#### Your objective:
Will you write out the data exactly, excluding every picture?

#### Listed entries:
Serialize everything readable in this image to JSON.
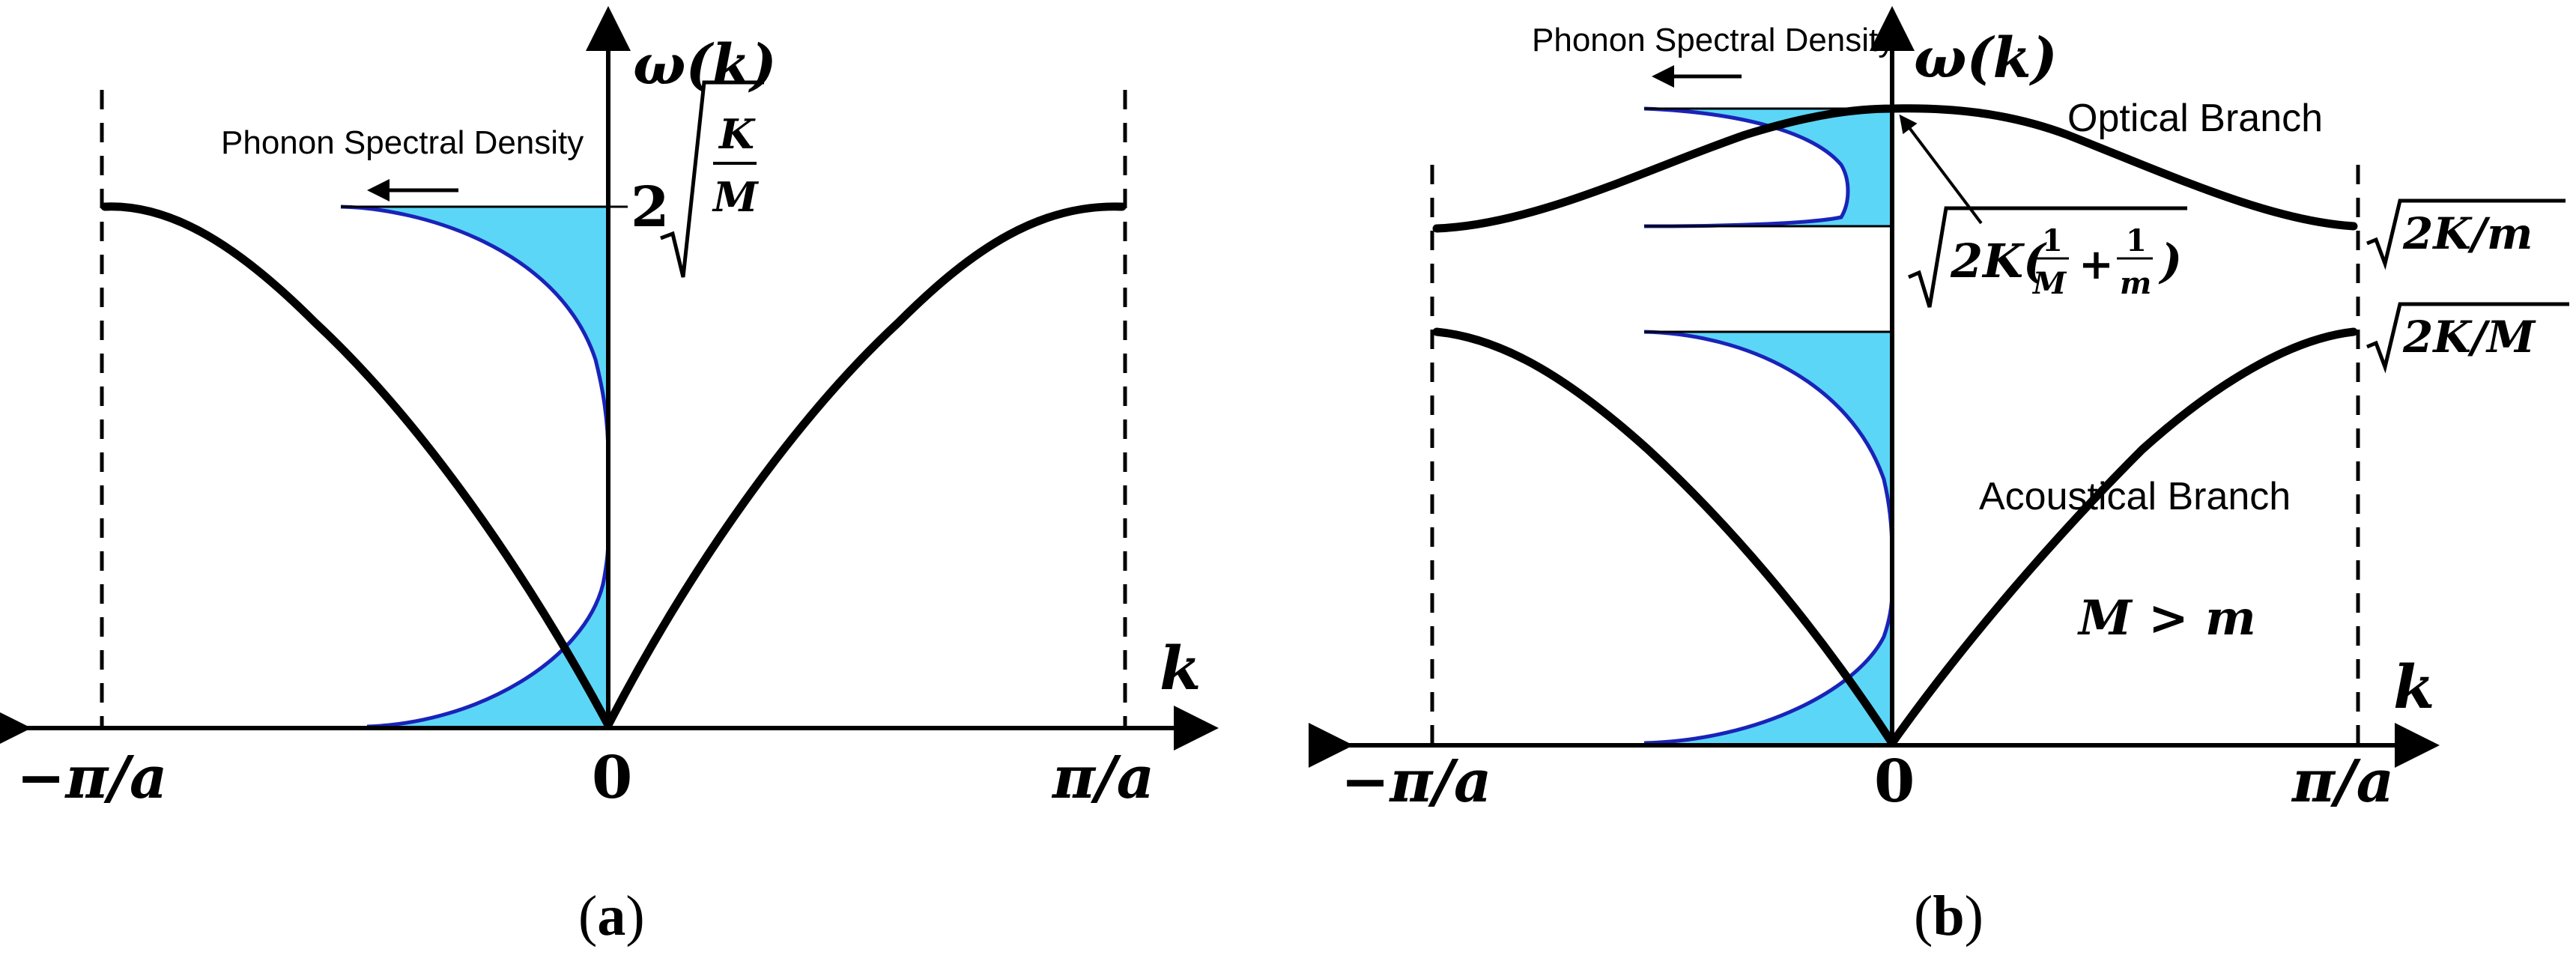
{
  "panel_a": {
    "y_axis_label": "ω(k)",
    "x_axis_label": "k",
    "tick_left": "−π/a",
    "tick_zero": "0",
    "tick_right": "π/a",
    "dos_label": "Phonon Spectral Density",
    "max_freq_label": {
      "prefix": "2",
      "numerator": "K",
      "denominator": "M"
    },
    "caption": {
      "open": "(",
      "letter": "a",
      "close": ")"
    }
  },
  "panel_b": {
    "y_axis_label": "ω(k)",
    "x_axis_label": "k",
    "tick_left": "−π/a",
    "tick_zero": "0",
    "tick_right": "π/a",
    "dos_label": "Phonon Spectral Density",
    "optical_label": "Optical Branch",
    "acoustical_label": "Acoustical Branch",
    "mass_condition": "M > m",
    "optical_top_label": {
      "lead": "2K(",
      "frac1_num": "1",
      "frac1_den": "M",
      "plus": "+",
      "frac2_num": "1",
      "frac2_den": "m",
      "tail": ")"
    },
    "optical_edge_label": "2K/m",
    "acoustic_edge_label": "2K/M",
    "caption": {
      "open": "(",
      "letter": "b",
      "close": ")"
    }
  },
  "colors": {
    "dos_fill": "#5cd6f7",
    "dos_line": "#1a23b8",
    "curve": "#000000"
  }
}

#### Exercise result:
Serialize everything readable in this image to JSON.
{
  "panel_a": {
    "y_axis_label": "ω(k)",
    "x_axis_label": "k",
    "tick_left": "−π/a",
    "tick_zero": "0",
    "tick_right": "π/a",
    "dos_label": "Phonon Spectral Density",
    "max_freq_label": {
      "prefix": "2",
      "numerator": "K",
      "denominator": "M"
    },
    "caption": {
      "open": "(",
      "letter": "a",
      "close": ")"
    }
  },
  "panel_b": {
    "y_axis_label": "ω(k)",
    "x_axis_label": "k",
    "tick_left": "−π/a",
    "tick_zero": "0",
    "tick_right": "π/a",
    "dos_label": "Phonon Spectral Density",
    "optical_label": "Optical Branch",
    "acoustical_label": "Acoustical Branch",
    "mass_condition": "M > m",
    "optical_top_label": {
      "lead": "2K(",
      "frac1_num": "1",
      "frac1_den": "M",
      "plus": "+",
      "frac2_num": "1",
      "frac2_den": "m",
      "tail": ")"
    },
    "optical_edge_label": "2K/m",
    "acoustic_edge_label": "2K/M",
    "caption": {
      "open": "(",
      "letter": "b",
      "close": ")"
    }
  },
  "colors": {
    "dos_fill": "#5cd6f7",
    "dos_line": "#1a23b8",
    "curve": "#000000"
  }
}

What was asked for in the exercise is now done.